OBJECTIVE >> Collect each line containing "Jennet".

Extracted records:
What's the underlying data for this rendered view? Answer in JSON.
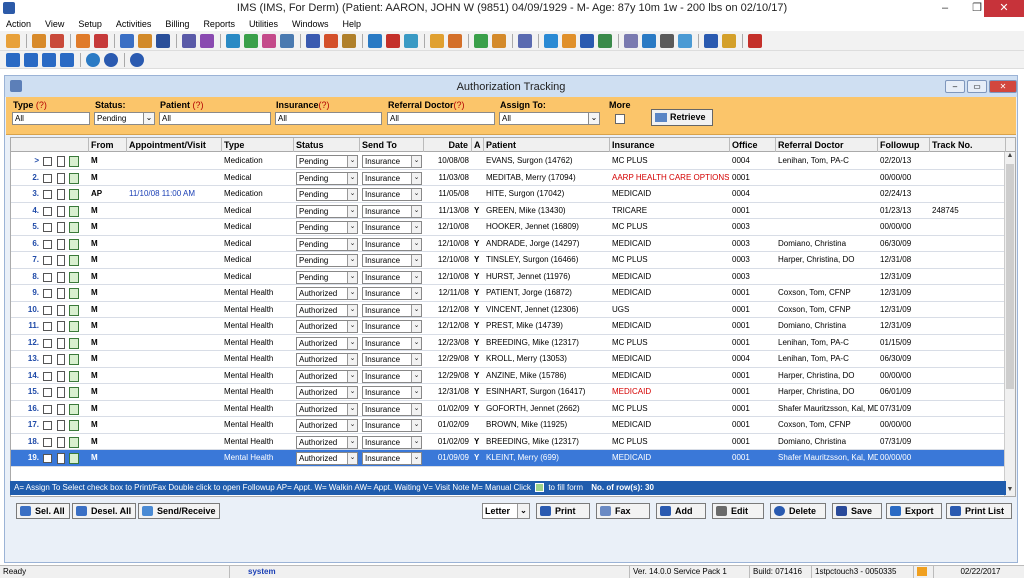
{
  "window": {
    "title": "IMS (IMS, For Derm)    (Patient: AARON, JOHN W (9851) 04/09/1929 - M- Age: 87y 10m 1w - 200 lbs on 02/10/17)",
    "minimize": "–",
    "maximize": "❐",
    "close": "✕"
  },
  "menu": [
    "Action",
    "View",
    "Setup",
    "Activities",
    "Billing",
    "Reports",
    "Utilities",
    "Windows",
    "Help"
  ],
  "subwindow": {
    "title": "Authorization Tracking"
  },
  "filters": {
    "type": {
      "label": "Type",
      "q": "(?)",
      "value": "All"
    },
    "status": {
      "label": "Status:",
      "value": "Pending"
    },
    "patient": {
      "label": "Patient",
      "q": "(?)",
      "value": "All"
    },
    "insurance": {
      "label": "Insurance",
      "q": "(?)",
      "value": "All"
    },
    "referral": {
      "label": "Referral Doctor",
      "q": "(?)",
      "value": "All"
    },
    "assign": {
      "label": "Assign To:",
      "value": "All"
    },
    "more": {
      "label": "More"
    },
    "retrieve": "Retrieve"
  },
  "grid": {
    "columns": [
      "From",
      "Appointment/Visit",
      "Type",
      "Status",
      "Send To",
      "Date",
      "A",
      "Patient",
      "Insurance",
      "Office",
      "Referral Doctor",
      "Followup",
      "Track No."
    ],
    "rows": [
      {
        "num": ">",
        "from": "M",
        "appt": "",
        "type": "Medication",
        "status": "Pending",
        "sendto": "Insurance",
        "date": "10/08/08",
        "a": "",
        "patient": "EVANS, Surgon  (14762)",
        "insurance": "MC PLUS",
        "ins_red": false,
        "office": "0004",
        "ref": "Lenihan, Tom, PA-C",
        "followup": "02/20/13",
        "track": ""
      },
      {
        "num": "2.",
        "from": "M",
        "appt": "",
        "type": "Medical",
        "status": "Pending",
        "sendto": "Insurance",
        "date": "11/03/08",
        "a": "",
        "patient": "MEDITAB, Merry  (17094)",
        "insurance": "AARP HEALTH CARE OPTIONS",
        "ins_red": true,
        "office": "0001",
        "ref": "",
        "followup": "00/00/00",
        "track": ""
      },
      {
        "num": "3.",
        "from": "AP",
        "appt": "11/10/08 11:00 AM",
        "type": "Medication",
        "status": "Pending",
        "sendto": "Insurance",
        "date": "11/05/08",
        "a": "",
        "patient": "HITE, Surgon  (17042)",
        "insurance": "MEDICAID",
        "ins_red": false,
        "office": "0004",
        "ref": "",
        "followup": "02/24/13",
        "track": ""
      },
      {
        "num": "4.",
        "from": "M",
        "appt": "",
        "type": "Medical",
        "status": "Pending",
        "sendto": "Insurance",
        "date": "11/13/08",
        "a": "Y",
        "patient": "GREEN, Mike  (13430)",
        "insurance": "TRICARE",
        "ins_red": false,
        "office": "0001",
        "ref": "",
        "followup": "01/23/13",
        "track": "248745"
      },
      {
        "num": "5.",
        "from": "M",
        "appt": "",
        "type": "Medical",
        "status": "Pending",
        "sendto": "Insurance",
        "date": "12/10/08",
        "a": "",
        "patient": "HOOKER, Jennet  (16809)",
        "insurance": "MC PLUS",
        "ins_red": false,
        "office": "0003",
        "ref": "",
        "followup": "00/00/00",
        "track": ""
      },
      {
        "num": "6.",
        "from": "M",
        "appt": "",
        "type": "Medical",
        "status": "Pending",
        "sendto": "Insurance",
        "date": "12/10/08",
        "a": "Y",
        "patient": "ANDRADE, Jorge  (14297)",
        "insurance": "MEDICAID",
        "ins_red": false,
        "office": "0003",
        "ref": "Domiano, Christina",
        "followup": "06/30/09",
        "track": ""
      },
      {
        "num": "7.",
        "from": "M",
        "appt": "",
        "type": "Medical",
        "status": "Pending",
        "sendto": "Insurance",
        "date": "12/10/08",
        "a": "Y",
        "patient": "TINSLEY, Surgon  (16466)",
        "insurance": "MC PLUS",
        "ins_red": false,
        "office": "0003",
        "ref": "Harper, Christina, DO",
        "followup": "12/31/08",
        "track": ""
      },
      {
        "num": "8.",
        "from": "M",
        "appt": "",
        "type": "Medical",
        "status": "Pending",
        "sendto": "Insurance",
        "date": "12/10/08",
        "a": "Y",
        "patient": "HURST, Jennet  (11976)",
        "insurance": "MEDICAID",
        "ins_red": false,
        "office": "0003",
        "ref": "",
        "followup": "12/31/09",
        "track": ""
      },
      {
        "num": "9.",
        "from": "M",
        "appt": "",
        "type": "Mental Health",
        "status": "Authorized",
        "sendto": "Insurance",
        "date": "12/11/08",
        "a": "Y",
        "patient": "PATIENT, Jorge  (16872)",
        "insurance": "MEDICAID",
        "ins_red": false,
        "office": "0001",
        "ref": "Coxson, Tom, CFNP",
        "followup": "12/31/09",
        "track": ""
      },
      {
        "num": "10.",
        "from": "M",
        "appt": "",
        "type": "Mental Health",
        "status": "Authorized",
        "sendto": "Insurance",
        "date": "12/12/08",
        "a": "Y",
        "patient": "VINCENT, Jennet  (12306)",
        "insurance": "UGS",
        "ins_red": false,
        "office": "0001",
        "ref": "Coxson, Tom, CFNP",
        "followup": "12/31/09",
        "track": ""
      },
      {
        "num": "11.",
        "from": "M",
        "appt": "",
        "type": "Mental Health",
        "status": "Authorized",
        "sendto": "Insurance",
        "date": "12/12/08",
        "a": "Y",
        "patient": "PREST, Mike  (14739)",
        "insurance": "MEDICAID",
        "ins_red": false,
        "office": "0001",
        "ref": "Domiano, Christina",
        "followup": "12/31/09",
        "track": ""
      },
      {
        "num": "12.",
        "from": "M",
        "appt": "",
        "type": "Mental Health",
        "status": "Authorized",
        "sendto": "Insurance",
        "date": "12/23/08",
        "a": "Y",
        "patient": "BREEDING, Mike  (12317)",
        "insurance": "MC PLUS",
        "ins_red": false,
        "office": "0001",
        "ref": "Lenihan, Tom, PA-C",
        "followup": "01/15/09",
        "track": ""
      },
      {
        "num": "13.",
        "from": "M",
        "appt": "",
        "type": "Mental Health",
        "status": "Authorized",
        "sendto": "Insurance",
        "date": "12/29/08",
        "a": "Y",
        "patient": "KROLL, Merry  (13053)",
        "insurance": "MEDICAID",
        "ins_red": false,
        "office": "0004",
        "ref": "Lenihan, Tom, PA-C",
        "followup": "06/30/09",
        "track": ""
      },
      {
        "num": "14.",
        "from": "M",
        "appt": "",
        "type": "Mental Health",
        "status": "Authorized",
        "sendto": "Insurance",
        "date": "12/29/08",
        "a": "Y",
        "patient": "ANZINE, Mike  (15786)",
        "insurance": "MEDICAID",
        "ins_red": false,
        "office": "0001",
        "ref": "Harper, Christina, DO",
        "followup": "00/00/00",
        "track": ""
      },
      {
        "num": "15.",
        "from": "M",
        "appt": "",
        "type": "Mental Health",
        "status": "Authorized",
        "sendto": "Insurance",
        "date": "12/31/08",
        "a": "Y",
        "patient": "ESINHART, Surgon  (16417)",
        "insurance": "MEDICAID",
        "ins_red": true,
        "office": "0001",
        "ref": "Harper, Christina, DO",
        "followup": "06/01/09",
        "track": ""
      },
      {
        "num": "16.",
        "from": "M",
        "appt": "",
        "type": "Mental Health",
        "status": "Authorized",
        "sendto": "Insurance",
        "date": "01/02/09",
        "a": "Y",
        "patient": "GOFORTH, Jennet  (2662)",
        "insurance": "MC PLUS",
        "ins_red": false,
        "office": "0001",
        "ref": "Shafer Mauritzsson, Kal, MD",
        "followup": "07/31/09",
        "track": ""
      },
      {
        "num": "17.",
        "from": "M",
        "appt": "",
        "type": "Mental Health",
        "status": "Authorized",
        "sendto": "Insurance",
        "date": "01/02/09",
        "a": "",
        "patient": "BROWN, Mike  (11925)",
        "insurance": "MEDICAID",
        "ins_red": false,
        "office": "0001",
        "ref": "Coxson, Tom, CFNP",
        "followup": "00/00/00",
        "track": ""
      },
      {
        "num": "18.",
        "from": "M",
        "appt": "",
        "type": "Mental Health",
        "status": "Authorized",
        "sendto": "Insurance",
        "date": "01/02/09",
        "a": "Y",
        "patient": "BREEDING, Mike  (12317)",
        "insurance": "MC PLUS",
        "ins_red": false,
        "office": "0001",
        "ref": "Domiano, Christina",
        "followup": "07/31/09",
        "track": ""
      },
      {
        "num": "19.",
        "from": "M",
        "appt": "",
        "type": "Mental Health",
        "status": "Authorized",
        "sendto": "Insurance",
        "date": "01/09/09",
        "a": "Y",
        "patient": "KLEINT, Merry  (699)",
        "insurance": "MEDICAID",
        "ins_red": false,
        "office": "0001",
        "ref": "Shafer Mauritzsson, Kal, MD",
        "followup": "00/00/00",
        "track": ""
      }
    ]
  },
  "legend": {
    "text": "A= Assign To    Select check box to Print/Fax    Double click to open Followup    AP= Appt. W= Walkin  AW= Appt. Waiting  V= Visit Note  M= Manual    Click",
    "fill": "to fill form",
    "count": "No. of row(s): 30"
  },
  "buttons": {
    "sel_all": "Sel. All",
    "desel_all": "Desel. All",
    "send_receive": "Send/Receive",
    "letter": "Letter",
    "print": "Print",
    "fax": "Fax",
    "add": "Add",
    "edit": "Edit",
    "delete": "Delete",
    "save": "Save",
    "export": "Export",
    "print_list": "Print List"
  },
  "status": {
    "ready": "Ready",
    "user": "system",
    "version": "Ver. 14.0.0 Service Pack 1",
    "build": "Build: 071416",
    "station": "1stpctouch3 - 0050335",
    "date": "02/22/2017"
  },
  "colors": {
    "filter_bg": "#fbc56a",
    "legend_bg": "#1f5cad",
    "selected_row": "#3a78d8",
    "accent_red": "#d40000"
  }
}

SOLVED PROBLEM >>
        "patient": "HOOKER, Jennet  (16809)",
        "patient": "HURST, Jennet  (11976)",
        "patient": "VINCENT, Jennet  (12306)",
        "patient": "GOFORTH, Jennet  (2662)",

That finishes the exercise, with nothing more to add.